• **REQUIREMENT**: Wherever the word "FLOORING" appears in the entries, copy the whole line.

• **TASK INPUTS**:
+ + + +

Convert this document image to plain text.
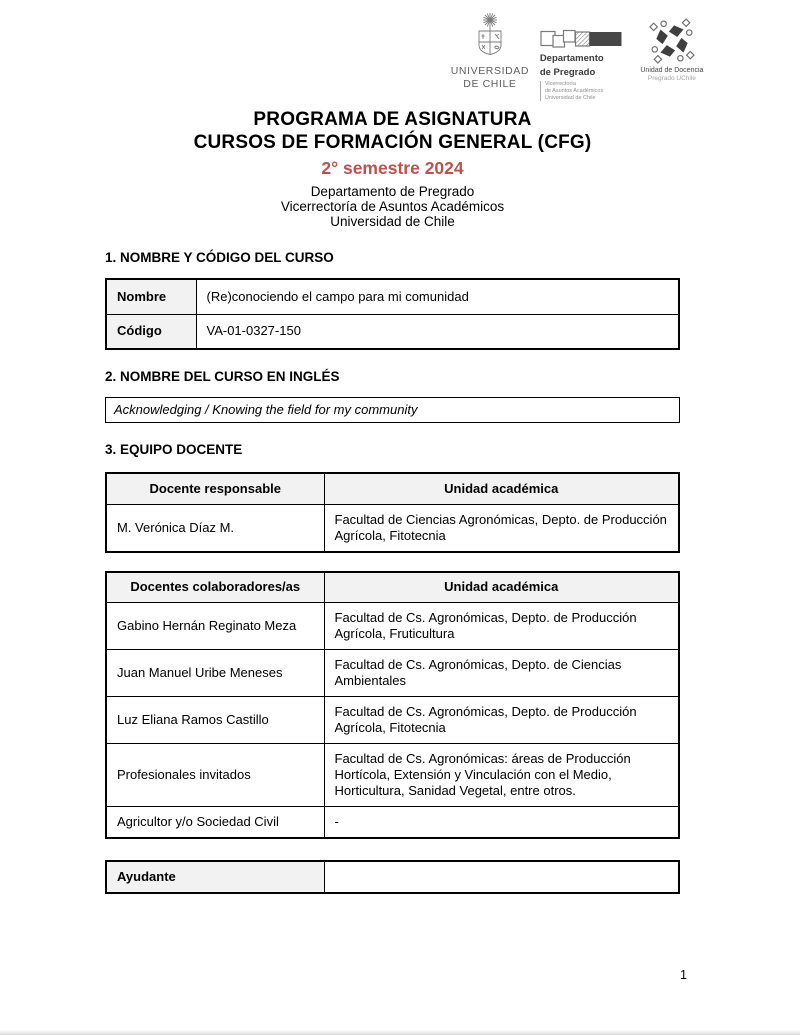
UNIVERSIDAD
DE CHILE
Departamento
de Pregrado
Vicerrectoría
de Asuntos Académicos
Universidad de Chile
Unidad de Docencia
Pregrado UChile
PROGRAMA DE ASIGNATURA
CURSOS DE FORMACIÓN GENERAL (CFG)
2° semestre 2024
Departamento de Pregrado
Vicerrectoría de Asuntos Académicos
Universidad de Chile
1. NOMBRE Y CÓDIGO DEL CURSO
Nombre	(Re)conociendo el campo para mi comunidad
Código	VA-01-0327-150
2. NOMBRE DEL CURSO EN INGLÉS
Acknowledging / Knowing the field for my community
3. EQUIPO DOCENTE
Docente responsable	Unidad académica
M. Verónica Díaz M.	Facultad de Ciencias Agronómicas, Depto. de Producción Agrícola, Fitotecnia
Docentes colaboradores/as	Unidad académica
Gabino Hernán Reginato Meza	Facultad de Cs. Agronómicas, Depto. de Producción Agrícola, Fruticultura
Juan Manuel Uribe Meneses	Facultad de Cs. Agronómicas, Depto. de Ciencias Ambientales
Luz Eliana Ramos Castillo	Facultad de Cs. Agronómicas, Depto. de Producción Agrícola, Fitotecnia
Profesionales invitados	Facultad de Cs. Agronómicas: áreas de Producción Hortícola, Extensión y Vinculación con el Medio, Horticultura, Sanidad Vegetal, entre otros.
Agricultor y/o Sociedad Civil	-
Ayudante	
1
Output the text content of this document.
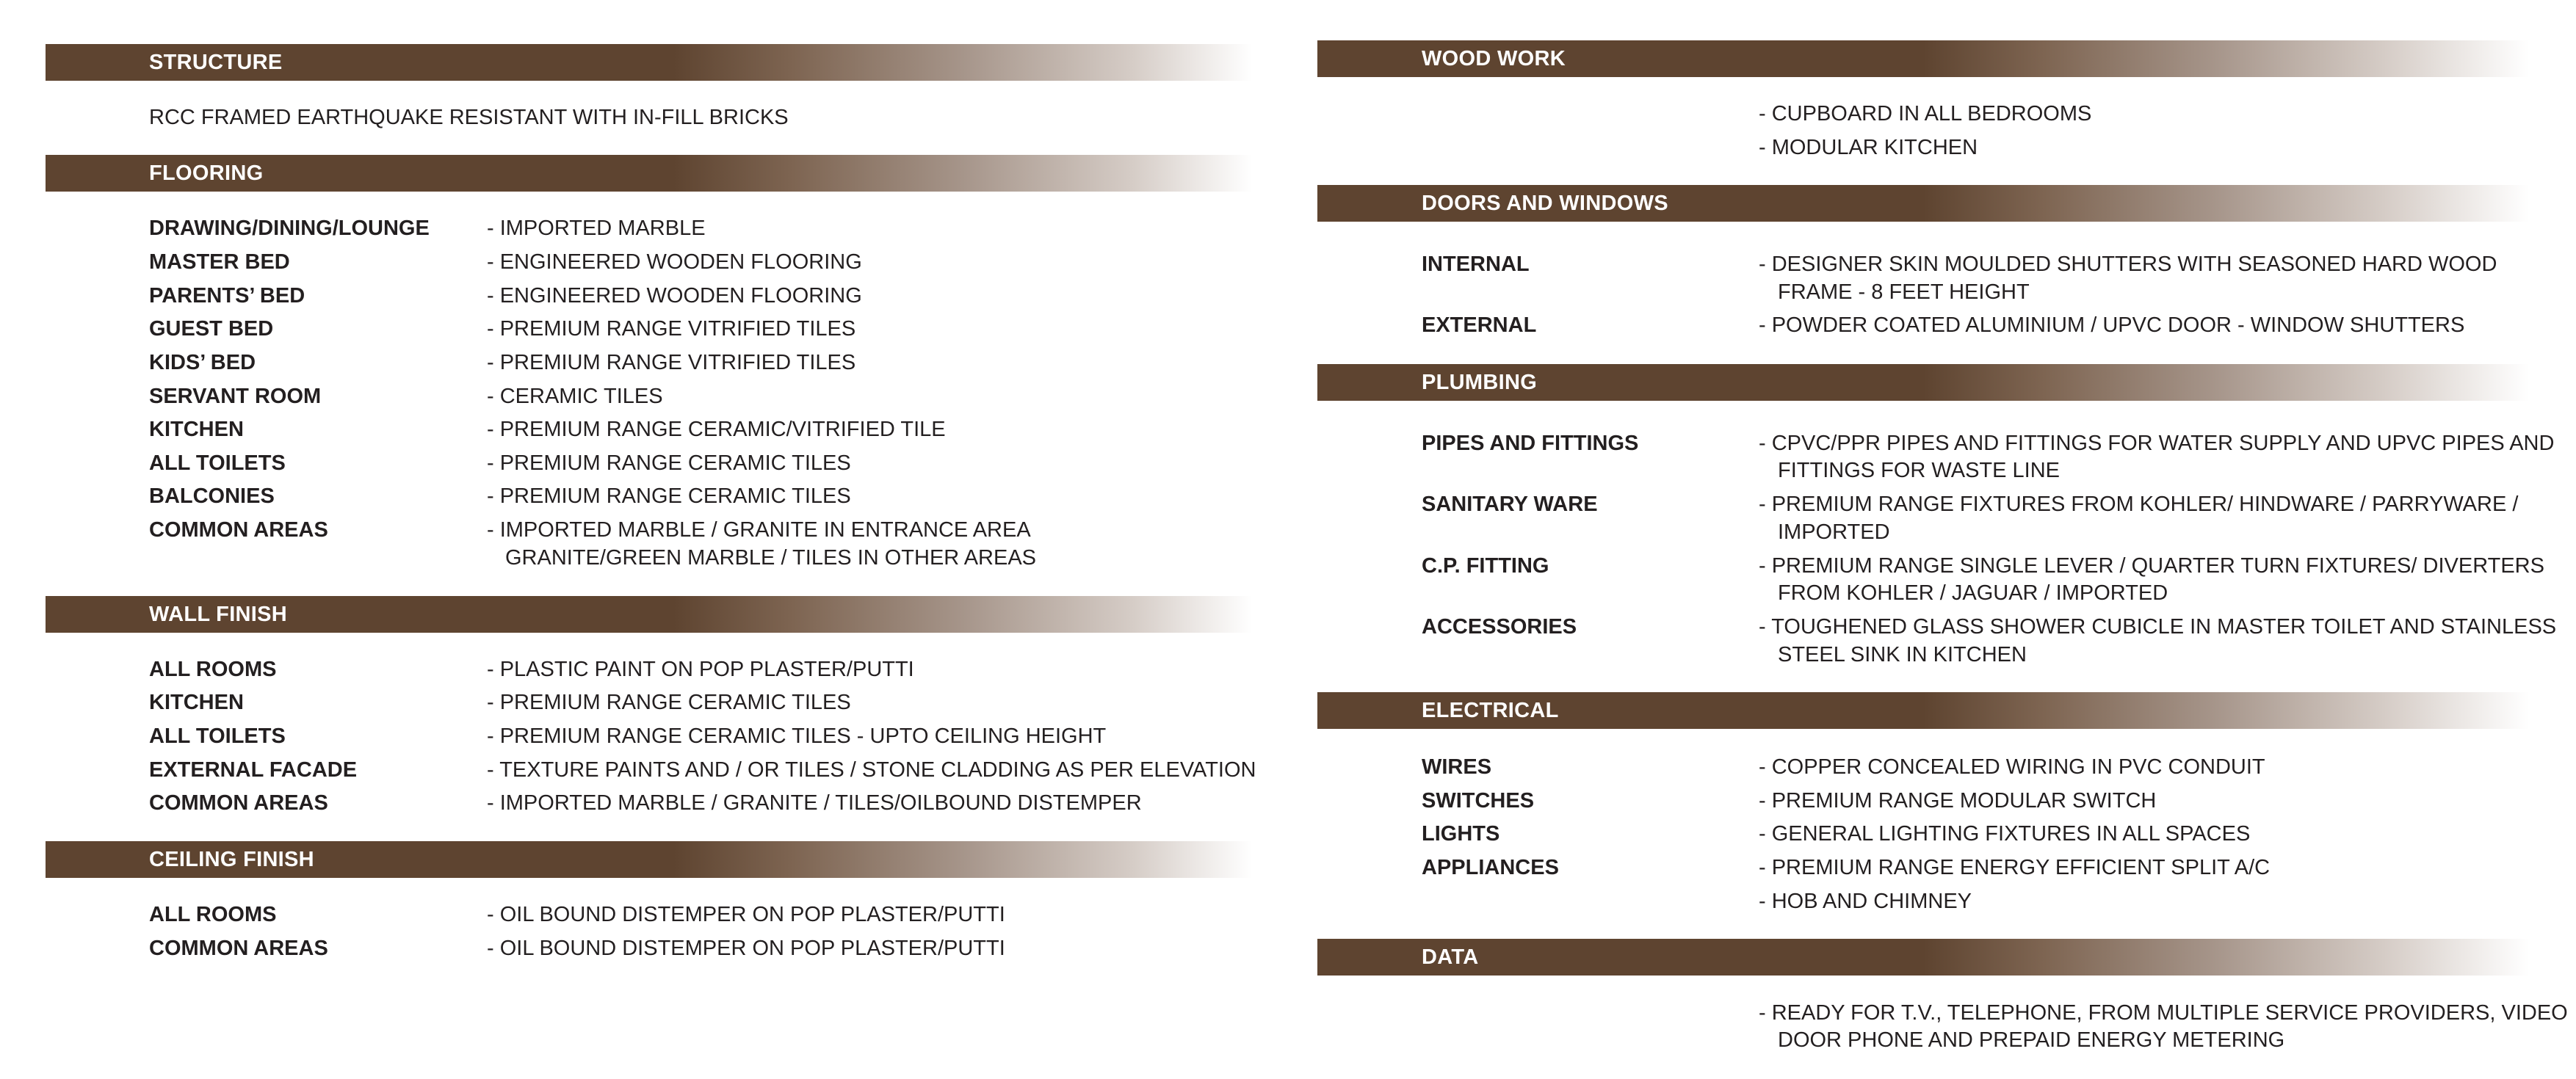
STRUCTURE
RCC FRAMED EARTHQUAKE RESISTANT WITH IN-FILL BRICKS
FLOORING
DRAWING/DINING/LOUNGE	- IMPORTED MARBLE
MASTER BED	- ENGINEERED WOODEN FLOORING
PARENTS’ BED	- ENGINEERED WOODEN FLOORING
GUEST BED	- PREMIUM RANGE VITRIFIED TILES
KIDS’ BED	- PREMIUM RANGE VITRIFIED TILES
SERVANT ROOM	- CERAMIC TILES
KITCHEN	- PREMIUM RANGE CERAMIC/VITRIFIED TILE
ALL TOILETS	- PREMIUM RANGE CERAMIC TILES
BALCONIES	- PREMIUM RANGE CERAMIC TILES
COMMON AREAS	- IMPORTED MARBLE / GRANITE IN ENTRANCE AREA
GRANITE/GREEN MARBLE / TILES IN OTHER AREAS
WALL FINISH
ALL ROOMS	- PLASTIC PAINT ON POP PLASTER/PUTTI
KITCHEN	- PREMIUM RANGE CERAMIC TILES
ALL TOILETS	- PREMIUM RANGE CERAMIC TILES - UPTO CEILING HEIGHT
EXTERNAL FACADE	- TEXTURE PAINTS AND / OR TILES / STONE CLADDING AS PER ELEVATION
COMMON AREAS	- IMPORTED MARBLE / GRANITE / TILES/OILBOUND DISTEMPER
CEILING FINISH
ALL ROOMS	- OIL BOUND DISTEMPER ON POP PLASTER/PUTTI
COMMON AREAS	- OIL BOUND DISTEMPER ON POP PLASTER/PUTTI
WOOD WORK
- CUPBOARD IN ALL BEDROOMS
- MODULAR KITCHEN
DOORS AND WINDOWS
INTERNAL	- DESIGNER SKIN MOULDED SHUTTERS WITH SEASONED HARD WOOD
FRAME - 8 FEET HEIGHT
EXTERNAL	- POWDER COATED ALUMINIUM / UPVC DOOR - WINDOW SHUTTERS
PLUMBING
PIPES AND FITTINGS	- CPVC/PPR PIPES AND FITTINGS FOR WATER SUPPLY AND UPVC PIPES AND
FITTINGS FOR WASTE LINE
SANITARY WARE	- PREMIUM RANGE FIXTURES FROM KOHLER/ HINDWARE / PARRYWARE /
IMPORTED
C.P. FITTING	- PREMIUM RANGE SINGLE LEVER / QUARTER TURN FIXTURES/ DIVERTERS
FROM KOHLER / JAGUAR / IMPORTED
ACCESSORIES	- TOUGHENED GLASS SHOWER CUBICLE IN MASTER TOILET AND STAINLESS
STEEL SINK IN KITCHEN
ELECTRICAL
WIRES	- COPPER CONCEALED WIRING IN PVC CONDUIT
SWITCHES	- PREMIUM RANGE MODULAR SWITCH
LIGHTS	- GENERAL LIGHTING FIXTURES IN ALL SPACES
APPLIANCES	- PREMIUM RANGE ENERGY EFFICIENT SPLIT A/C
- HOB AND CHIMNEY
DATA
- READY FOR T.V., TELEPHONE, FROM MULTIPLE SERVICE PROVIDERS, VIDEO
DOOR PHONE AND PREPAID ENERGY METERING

+ + + +

• **EXPECTED ANSWER**:
FLOORING
MASTER BED	- ENGINEERED WOODEN FLOORING
PARENTS’ BED	- ENGINEERED WOODEN FLOORING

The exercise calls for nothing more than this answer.